[Dataset items]
━━━━━━

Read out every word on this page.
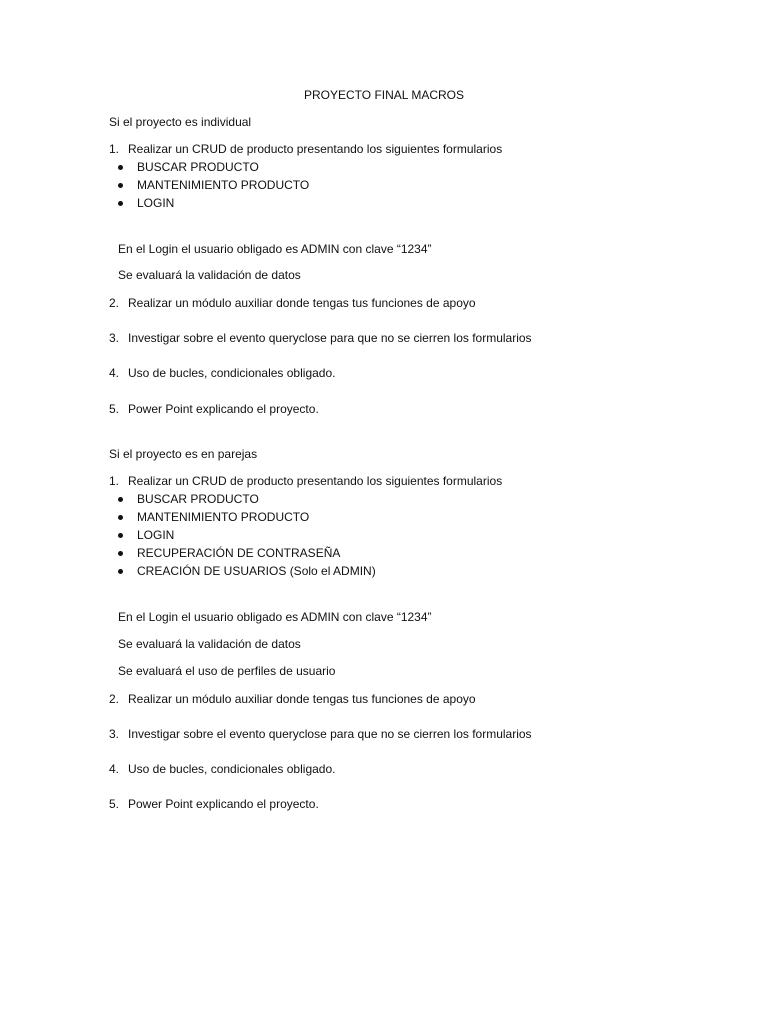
PROYECTO FINAL MACROS
Si el proyecto es individual
1. Realizar un CRUD de producto presentando los siguientes formularios
BUSCAR PRODUCTO
MANTENIMIENTO PRODUCTO
LOGIN
En el Login el usuario obligado es ADMIN con clave “1234”
Se evaluará la validación de datos
2. Realizar un módulo auxiliar donde tengas tus funciones de apoyo
3. Investigar sobre el evento queryclose para que no se cierren los formularios
4. Uso de bucles, condicionales obligado.
5. Power Point explicando el proyecto.
Si el proyecto es en parejas
1. Realizar un CRUD de producto presentando los siguientes formularios
BUSCAR PRODUCTO
MANTENIMIENTO PRODUCTO
LOGIN
RECUPERACIÓN DE CONTRASEÑA
CREACIÓN DE USUARIOS (Solo el ADMIN)
En el Login el usuario obligado es ADMIN con clave “1234”
Se evaluará la validación de datos
Se evaluará el uso de perfiles de usuario
2. Realizar un módulo auxiliar donde tengas tus funciones de apoyo
3. Investigar sobre el evento queryclose para que no se cierren los formularios
4. Uso de bucles, condicionales obligado.
5. Power Point explicando el proyecto.
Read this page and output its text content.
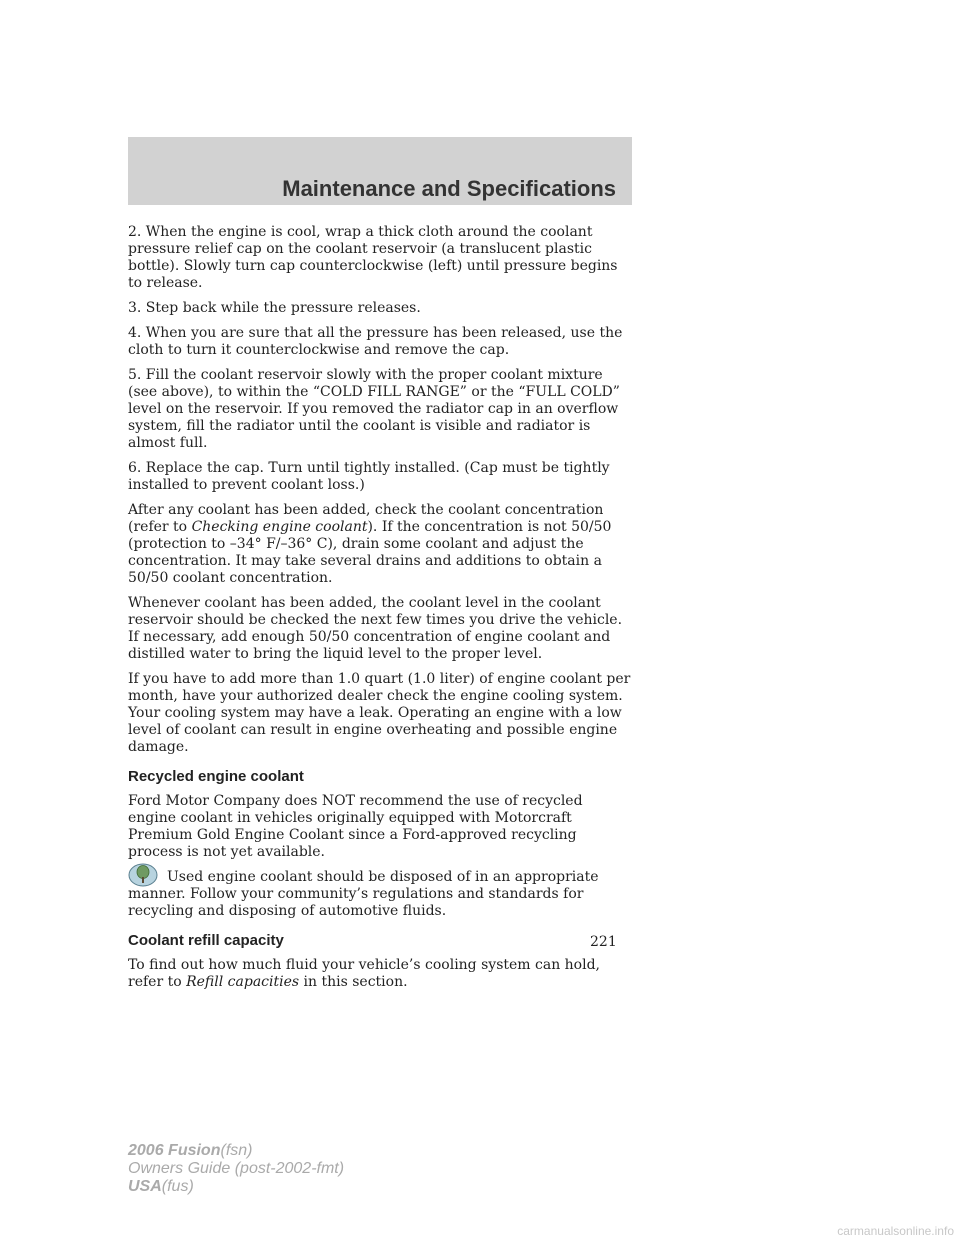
Maintenance and Specifications

2. When the engine is cool, wrap a thick cloth around the coolant pressure relief cap on the coolant reservoir (a translucent plastic bottle). Slowly turn cap counterclockwise (left) until pressure begins to release.

3. Step back while the pressure releases.

4. When you are sure that all the pressure has been released, use the cloth to turn it counterclockwise and remove the cap.

5. Fill the coolant reservoir slowly with the proper coolant mixture (see above), to within the “COLD FILL RANGE” or the “FULL COLD” level on the reservoir. If you removed the radiator cap in an overflow system, fill the radiator until the coolant is visible and radiator is almost full.

6. Replace the cap. Turn until tightly installed. (Cap must be tightly installed to prevent coolant loss.)

After any coolant has been added, check the coolant concentration (refer to Checking engine coolant). If the concentration is not 50/50 (protection to –34° F/–36° C), drain some coolant and adjust the concentration. It may take several drains and additions to obtain a 50/50 coolant concentration.

Whenever coolant has been added, the coolant level in the coolant reservoir should be checked the next few times you drive the vehicle. If necessary, add enough 50/50 concentration of engine coolant and distilled water to bring the liquid level to the proper level.

If you have to add more than 1.0 quart (1.0 liter) of engine coolant per month, have your authorized dealer check the engine cooling system. Your cooling system may have a leak. Operating an engine with a low level of coolant can result in engine overheating and possible engine damage.

Recycled engine coolant

Ford Motor Company does NOT recommend the use of recycled engine coolant in vehicles originally equipped with Motorcraft Premium Gold Engine Coolant since a Ford-approved recycling process is not yet available.

Used engine coolant should be disposed of in an appropriate manner. Follow your community’s regulations and standards for recycling and disposing of automotive fluids.

Coolant refill capacity

To find out how much fluid your vehicle’s cooling system can hold, refer to Refill capacities in this section.

221
2006 Fusion(fsn)
Owners Guide (post-2002-fmt)
USA(fus)
carmanualsonline.info
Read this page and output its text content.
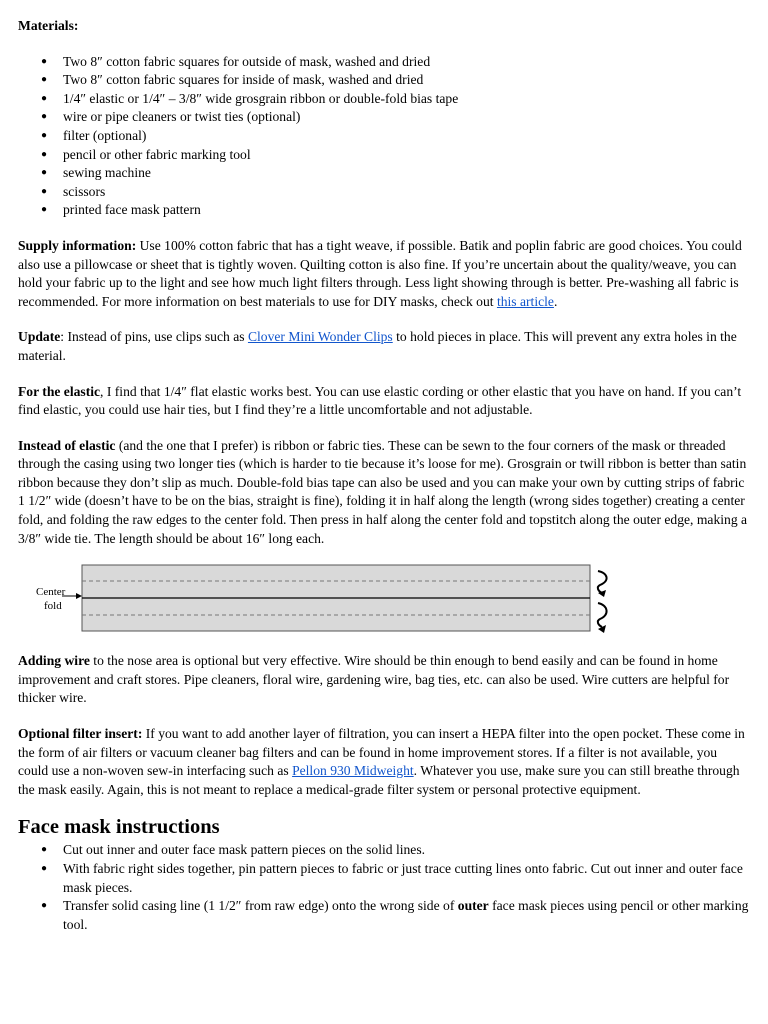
Materials:

● Two 8″ cotton fabric squares for outside of mask, washed and dried
● Two 8″ cotton fabric squares for inside of mask, washed and dried
● 1/4″ elastic or 1/4″ – 3/8″ wide grosgrain ribbon or double-fold bias tape
● wire or pipe cleaners or twist ties (optional)
● filter (optional)
● pencil or other fabric marking tool
● sewing machine
● scissors
● printed face mask pattern

Supply information: Use 100% cotton fabric that has a tight weave, if possible. Batik and poplin fabric are good choices. You could also use a pillowcase or sheet that is tightly woven. Quilting cotton is also fine. If you’re uncertain about the quality/weave, you can hold your fabric up to the light and see how much light filters through. Less light showing through is better. Pre-washing all fabric is recommended. For more information on best materials to use for DIY masks, check out this article.

Update: Instead of pins, use clips such as Clover Mini Wonder Clips to hold pieces in place. This will prevent any extra holes in the material.

For the elastic, I find that 1/4″ flat elastic works best. You can use elastic cording or other elastic that you have on hand. If you can’t find elastic, you could use hair ties, but I find they’re a little uncomfortable and not adjustable.

Instead of elastic (and the one that I prefer) is ribbon or fabric ties. These can be sewn to the four corners of the mask or threaded through the casing using two longer ties (which is harder to tie because it’s loose for me). Grosgrain or twill ribbon is better than satin ribbon because they don’t slip as much. Double-fold bias tape can also be used and you can make your own by cutting strips of fabric 1 1/2″ wide (doesn’t have to be on the bias, straight is fine), folding it in half along the length (wrong sides together) creating a center fold, and folding the raw edges to the center fold. Then press in half along the center fold and topstitch along the outer edge, making a 3/8″ wide tie. The length should be about 16″ long each.

Center
fold

Adding wire to the nose area is optional but very effective. Wire should be thin enough to bend easily and can be found in home improvement and craft stores. Pipe cleaners, floral wire, gardening wire, bag ties, etc. can also be used. Wire cutters are helpful for thicker wire.

Optional filter insert: If you want to add another layer of filtration, you can insert a HEPA filter into the open pocket. These come in the form of air filters or vacuum cleaner bag filters and can be found in home improvement stores. If a filter is not available, you could use a non-woven sew-in interfacing such as Pellon 930 Midweight. Whatever you use, make sure you can still breathe through the mask easily. Again, this is not meant to replace a medical-grade filter system or personal protective equipment.

Face mask instructions

● Cut out inner and outer face mask pattern pieces on the solid lines.
● With fabric right sides together, pin pattern pieces to fabric or just trace cutting lines onto fabric. Cut out inner and outer face mask pieces.
● Transfer solid casing line (1 1/2″ from raw edge) onto the wrong side of outer face mask pieces using pencil or other marking tool.
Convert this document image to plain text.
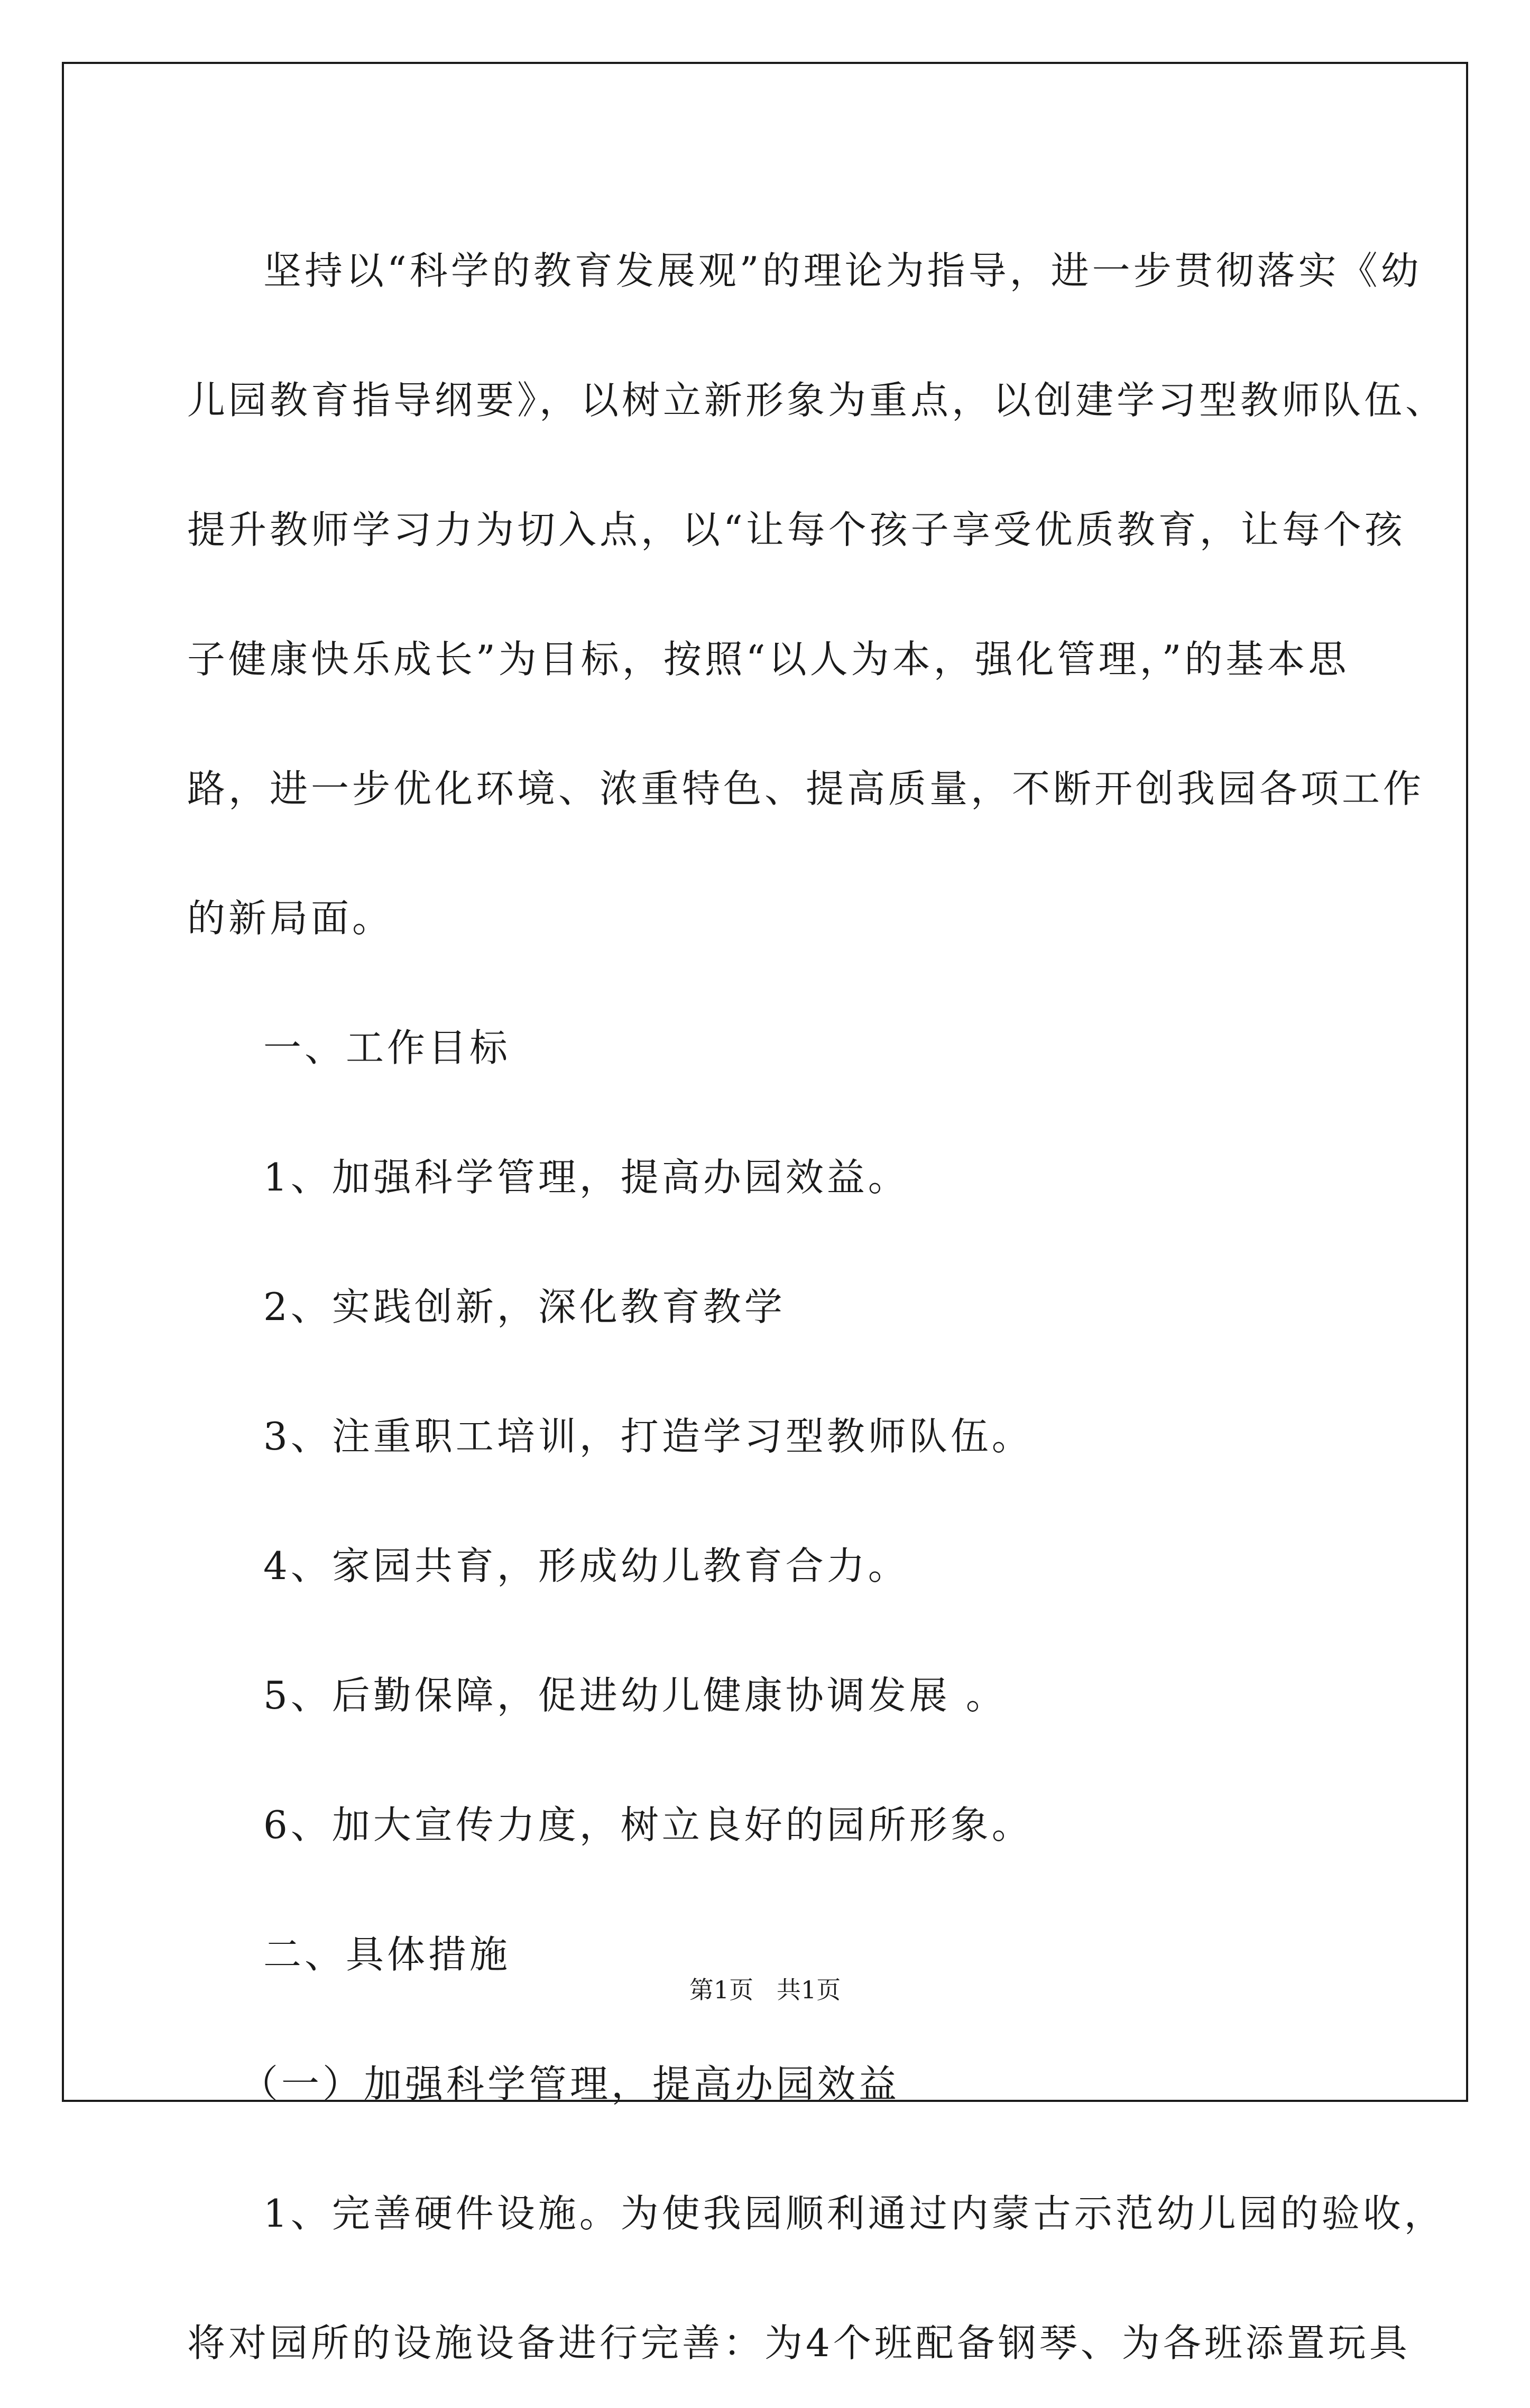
坚持以“科学的教育发展观”的理论为指导，进一步贯彻落实《幼
儿园教育指导纲要》，以树立新形象为重点，以创建学习型教师队伍、
提升教师学习力为切入点，以“让每个孩子享受优质教育，让每个孩
子健康快乐成长”为目标，按照“以人为本，强化管理，”的基本思
路，进一步优化环境、浓重特色、提高质量，不断开创我园各项工作
的新局面。
一、工作目标
1、加强科学管理，提高办园效益。
2、实践创新，深化教育教学
3、注重职工培训，打造学习型教师队伍。
4、家园共育，形成幼儿教育合力。
5、后勤保障，促进幼儿健康协调发展 。
6、加大宣传力度，树立良好的园所形象。
二、具体措施
（一）加强科学管理，提高办园效益
1、完善硬件设施。为使我园顺利通过内蒙古示范幼儿园的验收，
将对园所的设施设备进行完善：为4个班配备钢琴、为各班添置玩具
第1页   共1页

━━━━━━

**WHAT TO PRODUCE:**
Will you repeat the material above, but only from the line containing "Convert this document image to plain text." through its last line, exactly and without the pictures?

**OUTPUT FOR THIS EXERCISE:**
Convert this document image to plain text.
坚持以“科学的教育发展观”的理论为指导，进一步贯彻落实《幼
儿园教育指导纲要》，以树立新形象为重点，以创建学习型教师队伍、
提升教师学习力为切入点，以“让每个孩子享受优质教育，让每个孩
子健康快乐成长”为目标，按照“以人为本，强化管理，”的基本思
路，进一步优化环境、浓重特色、提高质量，不断开创我园各项工作
的新局面。
一、工作目标
1、加强科学管理，提高办园效益。
2、实践创新，深化教育教学
3、注重职工培训，打造学习型教师队伍。
4、家园共育，形成幼儿教育合力。
5、后勤保障，促进幼儿健康协调发展 。
6、加大宣传力度，树立良好的园所形象。
二、具体措施
（一）加强科学管理，提高办园效益
1、完善硬件设施。为使我园顺利通过内蒙古示范幼儿园的验收，
将对园所的设施设备进行完善：为4个班配备钢琴、为各班添置玩具
第1页   共1页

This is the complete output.